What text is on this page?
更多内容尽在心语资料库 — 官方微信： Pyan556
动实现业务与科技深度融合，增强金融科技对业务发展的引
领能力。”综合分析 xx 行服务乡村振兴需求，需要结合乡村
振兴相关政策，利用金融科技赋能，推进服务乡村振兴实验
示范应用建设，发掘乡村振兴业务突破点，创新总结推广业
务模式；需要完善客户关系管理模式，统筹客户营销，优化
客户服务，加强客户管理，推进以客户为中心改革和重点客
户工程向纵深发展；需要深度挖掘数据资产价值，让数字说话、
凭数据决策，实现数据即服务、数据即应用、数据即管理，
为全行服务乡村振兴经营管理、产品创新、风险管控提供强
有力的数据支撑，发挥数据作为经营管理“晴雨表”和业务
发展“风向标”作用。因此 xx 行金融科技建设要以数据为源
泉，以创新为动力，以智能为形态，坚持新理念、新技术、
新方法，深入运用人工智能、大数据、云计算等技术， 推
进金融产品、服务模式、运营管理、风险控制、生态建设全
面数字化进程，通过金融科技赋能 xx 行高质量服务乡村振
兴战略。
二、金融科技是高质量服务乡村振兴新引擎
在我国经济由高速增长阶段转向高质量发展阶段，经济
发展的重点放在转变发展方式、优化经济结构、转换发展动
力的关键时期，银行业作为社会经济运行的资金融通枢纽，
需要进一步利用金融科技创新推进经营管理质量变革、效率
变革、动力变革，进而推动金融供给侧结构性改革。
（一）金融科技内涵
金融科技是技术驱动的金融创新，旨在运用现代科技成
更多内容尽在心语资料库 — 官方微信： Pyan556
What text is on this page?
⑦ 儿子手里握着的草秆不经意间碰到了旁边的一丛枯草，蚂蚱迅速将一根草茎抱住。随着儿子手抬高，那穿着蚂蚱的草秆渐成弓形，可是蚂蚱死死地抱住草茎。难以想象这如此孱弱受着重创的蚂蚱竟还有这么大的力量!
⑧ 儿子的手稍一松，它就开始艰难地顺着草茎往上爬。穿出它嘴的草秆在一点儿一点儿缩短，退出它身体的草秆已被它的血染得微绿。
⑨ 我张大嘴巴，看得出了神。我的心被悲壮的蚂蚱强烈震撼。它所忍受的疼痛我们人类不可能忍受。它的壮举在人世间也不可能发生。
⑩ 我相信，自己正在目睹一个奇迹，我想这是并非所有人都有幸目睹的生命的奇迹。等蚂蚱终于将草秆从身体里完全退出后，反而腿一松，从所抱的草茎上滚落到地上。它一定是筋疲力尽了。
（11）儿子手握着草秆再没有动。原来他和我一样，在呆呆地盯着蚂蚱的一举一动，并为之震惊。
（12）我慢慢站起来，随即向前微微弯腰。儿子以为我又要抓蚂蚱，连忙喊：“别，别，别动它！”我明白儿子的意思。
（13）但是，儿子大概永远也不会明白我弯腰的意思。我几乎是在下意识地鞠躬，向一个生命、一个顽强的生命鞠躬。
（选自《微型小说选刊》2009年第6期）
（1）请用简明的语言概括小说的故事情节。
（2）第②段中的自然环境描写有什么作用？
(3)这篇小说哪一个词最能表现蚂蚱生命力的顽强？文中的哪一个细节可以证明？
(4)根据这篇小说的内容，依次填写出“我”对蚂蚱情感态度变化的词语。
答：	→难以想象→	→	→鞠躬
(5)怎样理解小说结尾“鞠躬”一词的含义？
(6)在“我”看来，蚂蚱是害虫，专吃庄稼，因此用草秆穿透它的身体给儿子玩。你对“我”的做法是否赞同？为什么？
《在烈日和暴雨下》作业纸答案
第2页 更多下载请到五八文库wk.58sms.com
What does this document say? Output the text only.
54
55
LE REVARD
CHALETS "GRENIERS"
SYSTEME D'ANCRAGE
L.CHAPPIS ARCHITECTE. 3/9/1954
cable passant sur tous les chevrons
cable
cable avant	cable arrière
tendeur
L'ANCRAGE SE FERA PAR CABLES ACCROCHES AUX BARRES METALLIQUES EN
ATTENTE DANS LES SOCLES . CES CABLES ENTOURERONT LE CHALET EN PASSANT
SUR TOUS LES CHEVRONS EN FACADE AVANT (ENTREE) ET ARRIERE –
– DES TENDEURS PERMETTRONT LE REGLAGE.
○ ○ ○ ○ ○
Task brief: Return each line of the records above exactly as it reads.

Result:
What text is on this page?
更多内容尽在心语资料库 — 官方微信： Pyan556
动实现业务与科技深度融合，增强金融科技对业务发展的引
领能力。”综合分析 xx 行服务乡村振兴需求，需要结合乡村
振兴相关政策，利用金融科技赋能，推进服务乡村振兴实验
示范应用建设，发掘乡村振兴业务突破点，创新总结推广业
务模式；需要完善客户关系管理模式，统筹客户营销，优化
客户服务，加强客户管理，推进以客户为中心改革和重点客
户工程向纵深发展；需要深度挖掘数据资产价值，让数字说话、
凭数据决策，实现数据即服务、数据即应用、数据即管理，
为全行服务乡村振兴经营管理、产品创新、风险管控提供强
有力的数据支撑，发挥数据作为经营管理“晴雨表”和业务
发展“风向标”作用。因此 xx 行金融科技建设要以数据为源
泉，以创新为动力，以智能为形态，坚持新理念、新技术、
新方法，深入运用人工智能、大数据、云计算等技术， 推
进金融产品、服务模式、运营管理、风险控制、生态建设全
面数字化进程，通过金融科技赋能 xx 行高质量服务乡村振
兴战略。
二、金融科技是高质量服务乡村振兴新引擎
在我国经济由高速增长阶段转向高质量发展阶段，经济
发展的重点放在转变发展方式、优化经济结构、转换发展动
力的关键时期，银行业作为社会经济运行的资金融通枢纽，
需要进一步利用金融科技创新推进经营管理质量变革、效率
变革、动力变革，进而推动金融供给侧结构性改革。
（一）金融科技内涵
金融科技是技术驱动的金融创新，旨在运用现代科技成
更多内容尽在心语资料库 — 官方微信： Pyan556
What text is on this page?
⑦ 儿子手里握着的草秆不经意间碰到了旁边的一丛枯草，蚂蚱迅速将一根草茎抱住。随着儿子手抬高，那穿着蚂蚱的草秆渐成弓形，可是蚂蚱死死地抱住草茎。难以想象这如此孱弱受着重创的蚂蚱竟还有这么大的力量!
⑧ 儿子的手稍一松，它就开始艰难地顺着草茎往上爬。穿出它嘴的草秆在一点儿一点儿缩短，退出它身体的草秆已被它的血染得微绿。
⑨ 我张大嘴巴，看得出了神。我的心被悲壮的蚂蚱强烈震撼。它所忍受的疼痛我们人类不可能忍受。它的壮举在人世间也不可能发生。
⑩ 我相信，自己正在目睹一个奇迹，我想这是并非所有人都有幸目睹的生命的奇迹。等蚂蚱终于将草秆从身体里完全退出后，反而腿一松，从所抱的草茎上滚落到地上。它一定是筋疲力尽了。
（11）儿子手握着草秆再没有动。原来他和我一样，在呆呆地盯着蚂蚱的一举一动，并为之震惊。
（12）我慢慢站起来，随即向前微微弯腰。儿子以为我又要抓蚂蚱，连忙喊：“别，别，别动它！”我明白儿子的意思。
（13）但是，儿子大概永远也不会明白我弯腰的意思。我几乎是在下意识地鞠躬，向一个生命、一个顽强的生命鞠躬。
（选自《微型小说选刊》2009年第6期）
（1）请用简明的语言概括小说的故事情节。
（2）第②段中的自然环境描写有什么作用？
(3)这篇小说哪一个词最能表现蚂蚱生命力的顽强？文中的哪一个细节可以证明？
(4)根据这篇小说的内容，依次填写出“我”对蚂蚱情感态度变化的词语。
答：	→难以想象→	→	→鞠躬
(5)怎样理解小说结尾“鞠躬”一词的含义？
(6)在“我”看来，蚂蚱是害虫，专吃庄稼，因此用草秆穿透它的身体给儿子玩。你对“我”的做法是否赞同？为什么？
《在烈日和暴雨下》作业纸答案
第2页 更多下载请到五八文库wk.58sms.com
What does this document say? Output the text only.
54
55
LE REVARD
CHALETS "GRENIERS"
SYSTEME D'ANCRAGE
L.CHAPPIS ARCHITECTE. 3/9/1954
cable passant sur tous les chevrons
cable
cable avant	cable arrière
tendeur
L'ANCRAGE SE FERA PAR CABLES ACCROCHES AUX BARRES METALLIQUES EN
ATTENTE DANS LES SOCLES . CES CABLES ENTOURERONT LE CHALET EN PASSANT
SUR TOUS LES CHEVRONS EN FACADE AVANT (ENTREE) ET ARRIERE –
– DES TENDEURS PERMETTRONT LE REGLAGE.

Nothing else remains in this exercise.